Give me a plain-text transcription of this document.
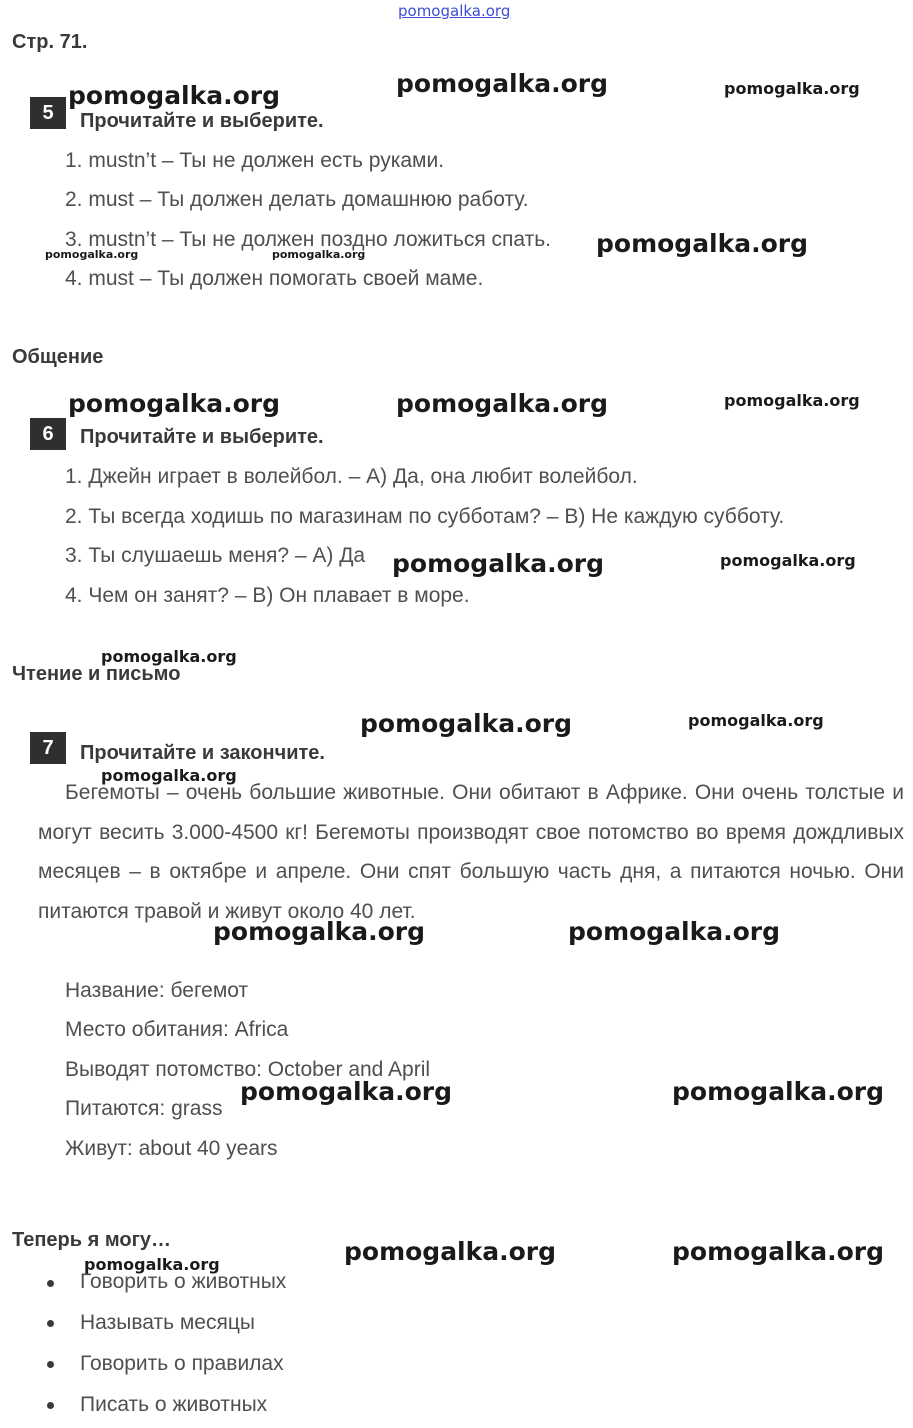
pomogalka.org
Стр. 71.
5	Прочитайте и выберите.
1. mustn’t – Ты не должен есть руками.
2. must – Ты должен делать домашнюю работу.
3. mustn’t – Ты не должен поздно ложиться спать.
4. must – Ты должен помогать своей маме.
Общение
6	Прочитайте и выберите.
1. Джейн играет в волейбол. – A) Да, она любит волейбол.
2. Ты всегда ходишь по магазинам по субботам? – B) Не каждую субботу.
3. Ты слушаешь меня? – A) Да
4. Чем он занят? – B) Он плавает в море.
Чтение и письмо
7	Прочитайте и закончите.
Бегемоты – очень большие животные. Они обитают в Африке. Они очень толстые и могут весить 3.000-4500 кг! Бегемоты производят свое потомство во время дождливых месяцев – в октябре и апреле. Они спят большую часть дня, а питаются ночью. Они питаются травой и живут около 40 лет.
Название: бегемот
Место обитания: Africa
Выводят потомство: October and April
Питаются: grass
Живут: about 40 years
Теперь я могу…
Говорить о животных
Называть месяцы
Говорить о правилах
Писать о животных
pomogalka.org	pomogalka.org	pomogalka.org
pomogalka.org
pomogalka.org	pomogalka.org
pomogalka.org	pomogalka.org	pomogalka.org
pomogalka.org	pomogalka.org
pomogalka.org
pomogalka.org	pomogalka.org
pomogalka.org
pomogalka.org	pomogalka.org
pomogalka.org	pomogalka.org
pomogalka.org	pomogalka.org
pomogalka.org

:: WHAT IS NEEDED ::
Write out the records above exactly as they appear, leaving out any pictures.

:: TASK SOLUTION ::
Give me a plain-text transcription of this document.
pomogalka.org
Стр. 71.
5	Прочитайте и выберите.
1. mustn’t – Ты не должен есть руками.
2. must – Ты должен делать домашнюю работу.
3. mustn’t – Ты не должен поздно ложиться спать.
4. must – Ты должен помогать своей маме.
Общение
6	Прочитайте и выберите.
1. Джейн играет в волейбол. – A) Да, она любит волейбол.
2. Ты всегда ходишь по магазинам по субботам? – B) Не каждую субботу.
3. Ты слушаешь меня? – A) Да
4. Чем он занят? – B) Он плавает в море.
Чтение и письмо
7	Прочитайте и закончите.
Бегемоты – очень большие животные. Они обитают в Африке. Они очень толстые и могут весить 3.000-4500 кг! Бегемоты производят свое потомство во время дождливых месяцев – в октябре и апреле. Они спят большую часть дня, а питаются ночью. Они питаются травой и живут около 40 лет.
Название: бегемот
Место обитания: Africa
Выводят потомство: October and April
Питаются: grass
Живут: about 40 years
Теперь я могу…
Говорить о животных
Называть месяцы
Говорить о правилах
Писать о животных
pomogalka.org	pomogalka.org	pomogalka.org
pomogalka.org
pomogalka.org	pomogalka.org
pomogalka.org	pomogalka.org	pomogalka.org
pomogalka.org	pomogalka.org
pomogalka.org
pomogalka.org	pomogalka.org
pomogalka.org
pomogalka.org	pomogalka.org
pomogalka.org	pomogalka.org
pomogalka.org	pomogalka.org
pomogalka.org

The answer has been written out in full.